**Your instructions:**
Show every line that has the string "Fees" in it.

**Data in this exercise:**

----------

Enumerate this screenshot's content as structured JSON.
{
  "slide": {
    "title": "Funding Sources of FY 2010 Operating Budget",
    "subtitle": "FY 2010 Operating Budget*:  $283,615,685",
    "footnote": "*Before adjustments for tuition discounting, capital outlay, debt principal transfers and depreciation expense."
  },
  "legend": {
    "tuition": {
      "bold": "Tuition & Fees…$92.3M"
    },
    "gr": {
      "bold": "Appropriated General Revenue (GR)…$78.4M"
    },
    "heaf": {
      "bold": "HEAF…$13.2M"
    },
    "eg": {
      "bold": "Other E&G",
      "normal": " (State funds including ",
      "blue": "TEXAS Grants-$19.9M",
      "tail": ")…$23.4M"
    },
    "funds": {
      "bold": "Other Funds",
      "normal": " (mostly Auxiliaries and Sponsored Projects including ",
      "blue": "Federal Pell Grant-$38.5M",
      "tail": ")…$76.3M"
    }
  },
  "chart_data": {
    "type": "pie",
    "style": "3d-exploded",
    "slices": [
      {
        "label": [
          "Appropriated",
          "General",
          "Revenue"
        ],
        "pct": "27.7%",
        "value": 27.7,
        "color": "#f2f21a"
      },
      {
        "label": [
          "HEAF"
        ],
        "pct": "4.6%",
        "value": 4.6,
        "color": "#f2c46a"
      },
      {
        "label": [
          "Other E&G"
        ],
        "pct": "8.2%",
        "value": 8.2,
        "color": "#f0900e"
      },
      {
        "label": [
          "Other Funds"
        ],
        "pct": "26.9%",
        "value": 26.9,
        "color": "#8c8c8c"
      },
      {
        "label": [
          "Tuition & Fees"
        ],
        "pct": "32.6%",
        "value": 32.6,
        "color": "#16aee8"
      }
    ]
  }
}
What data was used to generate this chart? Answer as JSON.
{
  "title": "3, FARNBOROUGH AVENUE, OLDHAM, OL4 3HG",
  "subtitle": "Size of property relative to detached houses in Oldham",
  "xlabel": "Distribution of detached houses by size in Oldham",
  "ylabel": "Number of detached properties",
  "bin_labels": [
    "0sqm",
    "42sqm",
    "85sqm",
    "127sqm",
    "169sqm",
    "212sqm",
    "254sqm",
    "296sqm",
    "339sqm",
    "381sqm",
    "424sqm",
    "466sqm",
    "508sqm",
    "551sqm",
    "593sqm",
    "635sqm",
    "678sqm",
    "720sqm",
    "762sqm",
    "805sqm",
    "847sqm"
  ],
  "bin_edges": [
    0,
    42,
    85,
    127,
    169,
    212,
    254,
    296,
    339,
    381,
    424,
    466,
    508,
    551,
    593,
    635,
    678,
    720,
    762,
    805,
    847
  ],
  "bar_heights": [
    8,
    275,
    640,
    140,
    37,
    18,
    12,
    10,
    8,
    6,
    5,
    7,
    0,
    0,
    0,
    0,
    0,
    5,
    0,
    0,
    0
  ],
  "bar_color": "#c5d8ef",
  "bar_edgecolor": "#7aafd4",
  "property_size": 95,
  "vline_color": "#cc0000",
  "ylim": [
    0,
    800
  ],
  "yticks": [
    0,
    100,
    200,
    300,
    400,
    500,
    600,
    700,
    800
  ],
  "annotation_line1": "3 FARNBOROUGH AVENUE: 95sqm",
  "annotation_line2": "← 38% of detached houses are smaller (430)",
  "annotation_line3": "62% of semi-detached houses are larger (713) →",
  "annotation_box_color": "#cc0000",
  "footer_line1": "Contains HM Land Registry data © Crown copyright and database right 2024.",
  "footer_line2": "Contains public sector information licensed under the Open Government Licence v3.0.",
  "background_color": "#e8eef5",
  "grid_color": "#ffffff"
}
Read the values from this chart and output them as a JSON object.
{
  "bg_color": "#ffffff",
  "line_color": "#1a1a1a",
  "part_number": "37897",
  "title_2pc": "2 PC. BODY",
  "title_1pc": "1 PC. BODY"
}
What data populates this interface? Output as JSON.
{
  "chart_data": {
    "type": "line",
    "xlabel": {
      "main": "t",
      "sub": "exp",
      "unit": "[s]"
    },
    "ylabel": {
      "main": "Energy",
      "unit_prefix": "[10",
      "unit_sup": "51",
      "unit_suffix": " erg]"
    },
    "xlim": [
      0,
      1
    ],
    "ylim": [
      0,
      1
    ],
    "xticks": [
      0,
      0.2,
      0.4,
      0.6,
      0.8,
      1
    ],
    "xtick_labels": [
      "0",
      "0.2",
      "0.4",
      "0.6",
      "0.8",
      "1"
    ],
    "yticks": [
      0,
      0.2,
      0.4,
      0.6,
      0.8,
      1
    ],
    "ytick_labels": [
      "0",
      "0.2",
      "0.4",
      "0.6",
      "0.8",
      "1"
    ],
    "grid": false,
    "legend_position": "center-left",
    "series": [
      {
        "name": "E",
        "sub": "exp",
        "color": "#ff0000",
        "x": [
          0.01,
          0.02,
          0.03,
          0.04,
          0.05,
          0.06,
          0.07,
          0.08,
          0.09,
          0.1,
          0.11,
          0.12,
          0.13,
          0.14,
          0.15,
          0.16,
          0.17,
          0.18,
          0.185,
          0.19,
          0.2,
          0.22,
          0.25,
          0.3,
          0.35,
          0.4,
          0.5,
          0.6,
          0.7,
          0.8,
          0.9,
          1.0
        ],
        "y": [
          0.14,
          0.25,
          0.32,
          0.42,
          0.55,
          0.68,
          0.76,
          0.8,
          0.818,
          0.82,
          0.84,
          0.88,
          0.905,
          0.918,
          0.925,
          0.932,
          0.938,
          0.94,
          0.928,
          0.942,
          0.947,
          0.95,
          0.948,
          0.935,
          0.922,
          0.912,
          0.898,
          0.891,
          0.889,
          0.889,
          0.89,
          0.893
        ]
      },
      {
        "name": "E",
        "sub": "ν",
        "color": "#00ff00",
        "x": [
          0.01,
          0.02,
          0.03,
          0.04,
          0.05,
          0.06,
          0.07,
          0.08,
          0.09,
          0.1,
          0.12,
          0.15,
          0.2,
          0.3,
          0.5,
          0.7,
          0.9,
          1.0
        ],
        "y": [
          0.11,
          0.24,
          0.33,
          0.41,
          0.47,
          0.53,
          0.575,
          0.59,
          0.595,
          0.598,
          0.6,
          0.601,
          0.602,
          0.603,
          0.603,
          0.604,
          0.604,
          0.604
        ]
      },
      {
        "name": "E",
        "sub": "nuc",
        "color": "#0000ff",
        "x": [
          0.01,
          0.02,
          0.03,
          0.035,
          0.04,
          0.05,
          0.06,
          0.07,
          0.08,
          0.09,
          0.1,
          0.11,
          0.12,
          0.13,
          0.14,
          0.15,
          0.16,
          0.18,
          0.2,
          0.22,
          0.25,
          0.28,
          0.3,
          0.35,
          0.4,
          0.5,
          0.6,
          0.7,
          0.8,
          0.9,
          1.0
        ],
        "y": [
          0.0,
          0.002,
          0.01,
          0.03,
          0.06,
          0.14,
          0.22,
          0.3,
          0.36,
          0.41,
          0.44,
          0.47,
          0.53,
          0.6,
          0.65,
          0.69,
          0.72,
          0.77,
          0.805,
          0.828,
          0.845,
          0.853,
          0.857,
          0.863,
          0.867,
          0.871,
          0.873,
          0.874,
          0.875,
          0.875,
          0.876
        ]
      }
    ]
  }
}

----------

**Solution:**
      "bold": "Tuition & Fees…$92.3M"
          "Tuition & Fees"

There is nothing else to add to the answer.